==== Source records ====
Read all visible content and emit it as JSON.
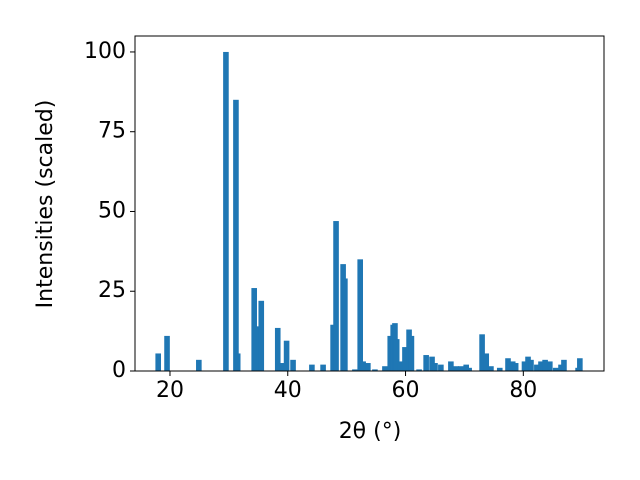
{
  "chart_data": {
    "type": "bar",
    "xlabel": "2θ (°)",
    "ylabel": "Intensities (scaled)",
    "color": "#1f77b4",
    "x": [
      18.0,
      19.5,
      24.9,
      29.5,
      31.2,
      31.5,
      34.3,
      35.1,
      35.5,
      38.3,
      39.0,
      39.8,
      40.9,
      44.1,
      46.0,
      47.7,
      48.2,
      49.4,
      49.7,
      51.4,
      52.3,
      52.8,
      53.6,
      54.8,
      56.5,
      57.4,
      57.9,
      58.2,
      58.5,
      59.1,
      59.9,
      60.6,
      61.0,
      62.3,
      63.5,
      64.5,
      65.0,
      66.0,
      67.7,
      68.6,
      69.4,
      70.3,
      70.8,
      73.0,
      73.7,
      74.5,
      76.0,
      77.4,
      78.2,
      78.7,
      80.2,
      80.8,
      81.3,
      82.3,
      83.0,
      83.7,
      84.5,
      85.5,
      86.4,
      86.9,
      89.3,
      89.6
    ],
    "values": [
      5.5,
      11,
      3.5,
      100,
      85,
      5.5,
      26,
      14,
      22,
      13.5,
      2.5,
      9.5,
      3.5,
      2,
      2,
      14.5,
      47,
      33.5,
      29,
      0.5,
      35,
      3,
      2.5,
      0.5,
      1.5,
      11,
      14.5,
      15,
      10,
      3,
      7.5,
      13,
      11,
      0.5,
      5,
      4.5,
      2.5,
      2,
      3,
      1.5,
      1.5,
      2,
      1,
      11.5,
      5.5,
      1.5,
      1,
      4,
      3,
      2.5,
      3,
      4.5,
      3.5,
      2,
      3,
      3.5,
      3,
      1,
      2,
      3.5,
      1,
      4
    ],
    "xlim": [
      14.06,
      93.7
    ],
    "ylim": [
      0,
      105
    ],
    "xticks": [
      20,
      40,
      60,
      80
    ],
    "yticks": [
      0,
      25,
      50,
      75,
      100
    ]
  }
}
====
Repeat the material above in full and unchanged, minus its images.

Read all visible content and emit it as JSON.
{
  "chart_data": {
    "type": "bar",
    "xlabel": "2θ (°)",
    "ylabel": "Intensities (scaled)",
    "color": "#1f77b4",
    "x": [
      18.0,
      19.5,
      24.9,
      29.5,
      31.2,
      31.5,
      34.3,
      35.1,
      35.5,
      38.3,
      39.0,
      39.8,
      40.9,
      44.1,
      46.0,
      47.7,
      48.2,
      49.4,
      49.7,
      51.4,
      52.3,
      52.8,
      53.6,
      54.8,
      56.5,
      57.4,
      57.9,
      58.2,
      58.5,
      59.1,
      59.9,
      60.6,
      61.0,
      62.3,
      63.5,
      64.5,
      65.0,
      66.0,
      67.7,
      68.6,
      69.4,
      70.3,
      70.8,
      73.0,
      73.7,
      74.5,
      76.0,
      77.4,
      78.2,
      78.7,
      80.2,
      80.8,
      81.3,
      82.3,
      83.0,
      83.7,
      84.5,
      85.5,
      86.4,
      86.9,
      89.3,
      89.6
    ],
    "values": [
      5.5,
      11,
      3.5,
      100,
      85,
      5.5,
      26,
      14,
      22,
      13.5,
      2.5,
      9.5,
      3.5,
      2,
      2,
      14.5,
      47,
      33.5,
      29,
      0.5,
      35,
      3,
      2.5,
      0.5,
      1.5,
      11,
      14.5,
      15,
      10,
      3,
      7.5,
      13,
      11,
      0.5,
      5,
      4.5,
      2.5,
      2,
      3,
      1.5,
      1.5,
      2,
      1,
      11.5,
      5.5,
      1.5,
      1,
      4,
      3,
      2.5,
      3,
      4.5,
      3.5,
      2,
      3,
      3.5,
      3,
      1,
      2,
      3.5,
      1,
      4
    ],
    "xlim": [
      14.06,
      93.7
    ],
    "ylim": [
      0,
      105
    ],
    "xticks": [
      20,
      40,
      60,
      80
    ],
    "yticks": [
      0,
      25,
      50,
      75,
      100
    ]
  }
}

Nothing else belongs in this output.